#### Aim
Gather every line holding the string "Default".

#### Listed entries
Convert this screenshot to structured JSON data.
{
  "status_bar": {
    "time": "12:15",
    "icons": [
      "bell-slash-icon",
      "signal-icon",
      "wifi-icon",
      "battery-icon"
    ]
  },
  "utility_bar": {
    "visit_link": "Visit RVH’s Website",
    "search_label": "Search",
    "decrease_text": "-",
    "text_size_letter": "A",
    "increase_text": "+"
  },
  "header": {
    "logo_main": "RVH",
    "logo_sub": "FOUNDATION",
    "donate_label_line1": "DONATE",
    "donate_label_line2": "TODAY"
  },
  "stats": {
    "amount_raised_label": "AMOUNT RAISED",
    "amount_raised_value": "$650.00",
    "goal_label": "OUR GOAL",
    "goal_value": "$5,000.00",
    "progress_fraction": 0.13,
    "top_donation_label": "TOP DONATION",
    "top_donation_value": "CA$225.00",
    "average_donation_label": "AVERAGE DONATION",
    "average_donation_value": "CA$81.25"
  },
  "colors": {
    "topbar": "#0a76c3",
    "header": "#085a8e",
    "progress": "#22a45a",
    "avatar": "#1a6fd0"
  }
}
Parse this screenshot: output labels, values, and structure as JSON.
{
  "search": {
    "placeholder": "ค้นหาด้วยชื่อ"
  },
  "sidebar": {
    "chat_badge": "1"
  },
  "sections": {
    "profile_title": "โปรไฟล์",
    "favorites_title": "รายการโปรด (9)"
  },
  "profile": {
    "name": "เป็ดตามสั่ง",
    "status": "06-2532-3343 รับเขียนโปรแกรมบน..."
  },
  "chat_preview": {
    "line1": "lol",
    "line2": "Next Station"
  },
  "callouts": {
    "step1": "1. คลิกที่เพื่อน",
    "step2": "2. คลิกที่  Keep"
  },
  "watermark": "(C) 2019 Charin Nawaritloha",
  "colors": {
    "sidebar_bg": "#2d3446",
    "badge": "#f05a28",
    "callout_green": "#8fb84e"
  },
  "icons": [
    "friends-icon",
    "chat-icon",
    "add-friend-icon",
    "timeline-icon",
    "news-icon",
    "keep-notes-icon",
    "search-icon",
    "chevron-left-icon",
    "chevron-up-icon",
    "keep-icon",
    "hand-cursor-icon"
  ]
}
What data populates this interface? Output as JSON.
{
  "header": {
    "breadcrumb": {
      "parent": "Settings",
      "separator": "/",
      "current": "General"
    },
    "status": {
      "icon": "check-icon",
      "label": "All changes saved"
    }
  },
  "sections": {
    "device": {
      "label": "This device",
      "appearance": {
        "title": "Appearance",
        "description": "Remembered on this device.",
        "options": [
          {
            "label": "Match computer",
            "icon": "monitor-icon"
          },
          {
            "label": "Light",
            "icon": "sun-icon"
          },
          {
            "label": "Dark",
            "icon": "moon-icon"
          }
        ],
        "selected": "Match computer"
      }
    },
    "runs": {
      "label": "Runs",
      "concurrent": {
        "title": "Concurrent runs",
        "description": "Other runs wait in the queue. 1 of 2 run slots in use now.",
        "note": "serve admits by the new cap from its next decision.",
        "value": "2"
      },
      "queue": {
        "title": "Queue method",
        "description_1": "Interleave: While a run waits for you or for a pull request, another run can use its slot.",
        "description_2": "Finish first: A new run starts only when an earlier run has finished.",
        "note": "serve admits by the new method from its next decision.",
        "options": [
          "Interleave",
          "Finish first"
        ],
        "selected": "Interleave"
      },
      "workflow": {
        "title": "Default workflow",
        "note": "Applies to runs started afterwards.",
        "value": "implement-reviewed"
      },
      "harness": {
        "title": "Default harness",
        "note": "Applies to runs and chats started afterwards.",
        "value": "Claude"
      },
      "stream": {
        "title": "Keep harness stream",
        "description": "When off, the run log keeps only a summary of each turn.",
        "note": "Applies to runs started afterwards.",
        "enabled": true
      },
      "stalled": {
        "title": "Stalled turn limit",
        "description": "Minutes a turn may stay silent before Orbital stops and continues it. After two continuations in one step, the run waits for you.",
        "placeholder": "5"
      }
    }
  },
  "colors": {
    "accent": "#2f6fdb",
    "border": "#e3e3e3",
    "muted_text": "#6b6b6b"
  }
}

#### Solution
        "title": "Default workflow",
        "title": "Default harness",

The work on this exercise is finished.